((

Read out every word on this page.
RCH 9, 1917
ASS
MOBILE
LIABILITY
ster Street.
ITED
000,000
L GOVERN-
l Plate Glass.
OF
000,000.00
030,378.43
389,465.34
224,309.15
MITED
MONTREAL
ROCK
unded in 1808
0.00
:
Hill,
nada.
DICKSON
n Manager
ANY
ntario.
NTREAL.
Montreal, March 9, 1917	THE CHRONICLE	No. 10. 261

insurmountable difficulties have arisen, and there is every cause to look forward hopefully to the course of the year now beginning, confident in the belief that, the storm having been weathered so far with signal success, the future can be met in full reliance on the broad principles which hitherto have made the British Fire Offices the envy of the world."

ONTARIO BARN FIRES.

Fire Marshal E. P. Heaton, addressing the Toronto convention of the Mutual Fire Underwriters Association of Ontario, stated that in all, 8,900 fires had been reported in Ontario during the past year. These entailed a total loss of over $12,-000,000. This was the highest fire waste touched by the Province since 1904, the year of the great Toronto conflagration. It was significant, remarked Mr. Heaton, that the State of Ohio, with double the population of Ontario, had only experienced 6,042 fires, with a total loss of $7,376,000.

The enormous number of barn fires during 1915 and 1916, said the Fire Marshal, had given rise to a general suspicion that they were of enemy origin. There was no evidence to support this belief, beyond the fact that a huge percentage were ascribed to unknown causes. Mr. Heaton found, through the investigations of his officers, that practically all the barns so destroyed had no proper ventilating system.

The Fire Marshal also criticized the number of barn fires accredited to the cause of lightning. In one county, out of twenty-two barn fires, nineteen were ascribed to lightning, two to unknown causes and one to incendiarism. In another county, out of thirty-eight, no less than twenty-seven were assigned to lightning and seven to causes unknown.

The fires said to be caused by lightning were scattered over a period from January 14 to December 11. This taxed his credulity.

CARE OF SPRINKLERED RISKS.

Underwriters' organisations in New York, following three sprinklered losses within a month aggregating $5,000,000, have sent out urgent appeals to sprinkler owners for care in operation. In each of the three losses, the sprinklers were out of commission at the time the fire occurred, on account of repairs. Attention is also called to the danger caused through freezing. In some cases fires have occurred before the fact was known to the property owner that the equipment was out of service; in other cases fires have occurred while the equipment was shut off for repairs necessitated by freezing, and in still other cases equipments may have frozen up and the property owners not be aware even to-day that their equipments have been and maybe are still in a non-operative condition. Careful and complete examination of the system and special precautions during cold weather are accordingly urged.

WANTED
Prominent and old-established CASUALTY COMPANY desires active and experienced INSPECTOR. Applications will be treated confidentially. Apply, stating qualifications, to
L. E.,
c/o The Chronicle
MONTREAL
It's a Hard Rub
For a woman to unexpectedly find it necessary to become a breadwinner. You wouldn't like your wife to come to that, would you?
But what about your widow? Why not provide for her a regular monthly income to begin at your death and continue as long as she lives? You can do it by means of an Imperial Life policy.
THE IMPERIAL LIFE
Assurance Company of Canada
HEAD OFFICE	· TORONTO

))

What to work on = Write out every entry above, word for word.

Full output =
Read out every word on this page.
RCH 9, 1917
ASS
MOBILE
LIABILITY
ster Street.
ITED
000,000
L GOVERN-
l Plate Glass.
OF
000,000.00
030,378.43
389,465.34
224,309.15
MITED
MONTREAL
ROCK
unded in 1808
0.00
:
Hill,
nada.
DICKSON
n Manager
ANY
ntario.
NTREAL.
Montreal, March 9, 1917	THE CHRONICLE	No. 10. 261

insurmountable difficulties have arisen, and there is every cause to look forward hopefully to the course of the year now beginning, confident in the belief that, the storm having been weathered so far with signal success, the future can be met in full reliance on the broad principles which hitherto have made the British Fire Offices the envy of the world."

ONTARIO BARN FIRES.

Fire Marshal E. P. Heaton, addressing the Toronto convention of the Mutual Fire Underwriters Association of Ontario, stated that in all, 8,900 fires had been reported in Ontario during the past year. These entailed a total loss of over $12,-000,000. This was the highest fire waste touched by the Province since 1904, the year of the great Toronto conflagration. It was significant, remarked Mr. Heaton, that the State of Ohio, with double the population of Ontario, had only experienced 6,042 fires, with a total loss of $7,376,000.

The enormous number of barn fires during 1915 and 1916, said the Fire Marshal, had given rise to a general suspicion that they were of enemy origin. There was no evidence to support this belief, beyond the fact that a huge percentage were ascribed to unknown causes. Mr. Heaton found, through the investigations of his officers, that practically all the barns so destroyed had no proper ventilating system.

The Fire Marshal also criticized the number of barn fires accredited to the cause of lightning. In one county, out of twenty-two barn fires, nineteen were ascribed to lightning, two to unknown causes and one to incendiarism. In another county, out of thirty-eight, no less than twenty-seven were assigned to lightning and seven to causes unknown.

The fires said to be caused by lightning were scattered over a period from January 14 to December 11. This taxed his credulity.

CARE OF SPRINKLERED RISKS.

Underwriters' organisations in New York, following three sprinklered losses within a month aggregating $5,000,000, have sent out urgent appeals to sprinkler owners for care in operation. In each of the three losses, the sprinklers were out of commission at the time the fire occurred, on account of repairs. Attention is also called to the danger caused through freezing. In some cases fires have occurred before the fact was known to the property owner that the equipment was out of service; in other cases fires have occurred while the equipment was shut off for repairs necessitated by freezing, and in still other cases equipments may have frozen up and the property owners not be aware even to-day that their equipments have been and maybe are still in a non-operative condition. Careful and complete examination of the system and special precautions during cold weather are accordingly urged.

WANTED
Prominent and old-established CASUALTY COMPANY desires active and experienced INSPECTOR. Applications will be treated confidentially. Apply, stating qualifications, to
L. E.,
c/o The Chronicle
MONTREAL
It's a Hard Rub
For a woman to unexpectedly find it necessary to become a breadwinner. You wouldn't like your wife to come to that, would you?
But what about your widow? Why not provide for her a regular monthly income to begin at your death and continue as long as she lives? You can do it by means of an Imperial Life policy.
THE IMPERIAL LIFE
Assurance Company of Canada
HEAD OFFICE	· TORONTO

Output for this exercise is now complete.